■ SET TASK
Quote the records below in full, exactly as given, with the images taken out.

■ DATA PROVIDED
= = = = =

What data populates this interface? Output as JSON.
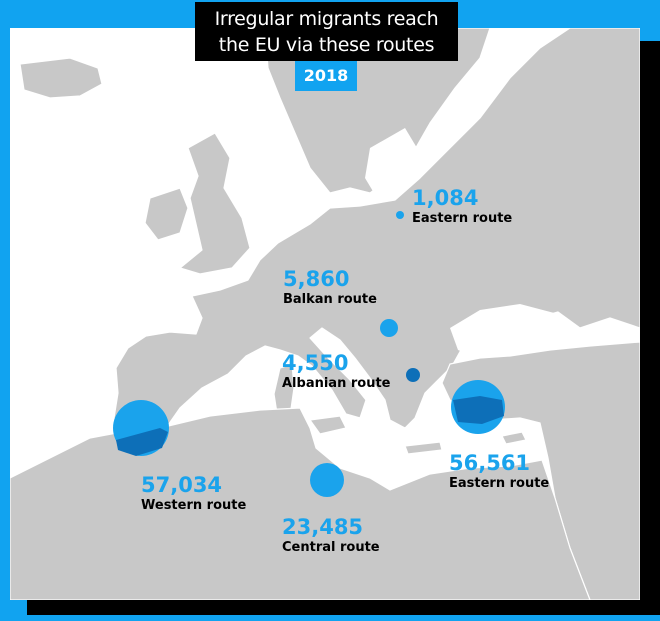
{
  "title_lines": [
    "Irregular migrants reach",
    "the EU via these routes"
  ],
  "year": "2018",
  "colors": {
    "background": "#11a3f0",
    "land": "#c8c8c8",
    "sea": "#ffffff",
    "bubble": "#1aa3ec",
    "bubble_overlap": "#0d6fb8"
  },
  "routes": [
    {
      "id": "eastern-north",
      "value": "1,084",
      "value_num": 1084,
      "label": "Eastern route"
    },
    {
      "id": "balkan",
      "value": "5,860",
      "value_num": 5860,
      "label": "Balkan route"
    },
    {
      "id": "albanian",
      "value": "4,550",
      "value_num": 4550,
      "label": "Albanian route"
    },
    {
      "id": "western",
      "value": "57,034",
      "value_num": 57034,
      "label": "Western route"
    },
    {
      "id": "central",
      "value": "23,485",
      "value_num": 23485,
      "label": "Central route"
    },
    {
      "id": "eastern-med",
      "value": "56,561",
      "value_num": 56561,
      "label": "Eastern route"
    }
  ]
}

= = = = =

■ COMPLETE RESPONSE
What data populates this interface? Output as JSON.
{
  "title_lines": [
    "Irregular migrants reach",
    "the EU via these routes"
  ],
  "year": "2018",
  "colors": {
    "background": "#11a3f0",
    "land": "#c8c8c8",
    "sea": "#ffffff",
    "bubble": "#1aa3ec",
    "bubble_overlap": "#0d6fb8"
  },
  "routes": [
    {
      "id": "eastern-north",
      "value": "1,084",
      "value_num": 1084,
      "label": "Eastern route"
    },
    {
      "id": "balkan",
      "value": "5,860",
      "value_num": 5860,
      "label": "Balkan route"
    },
    {
      "id": "albanian",
      "value": "4,550",
      "value_num": 4550,
      "label": "Albanian route"
    },
    {
      "id": "western",
      "value": "57,034",
      "value_num": 57034,
      "label": "Western route"
    },
    {
      "id": "central",
      "value": "23,485",
      "value_num": 23485,
      "label": "Central route"
    },
    {
      "id": "eastern-med",
      "value": "56,561",
      "value_num": 56561,
      "label": "Eastern route"
    }
  ]
}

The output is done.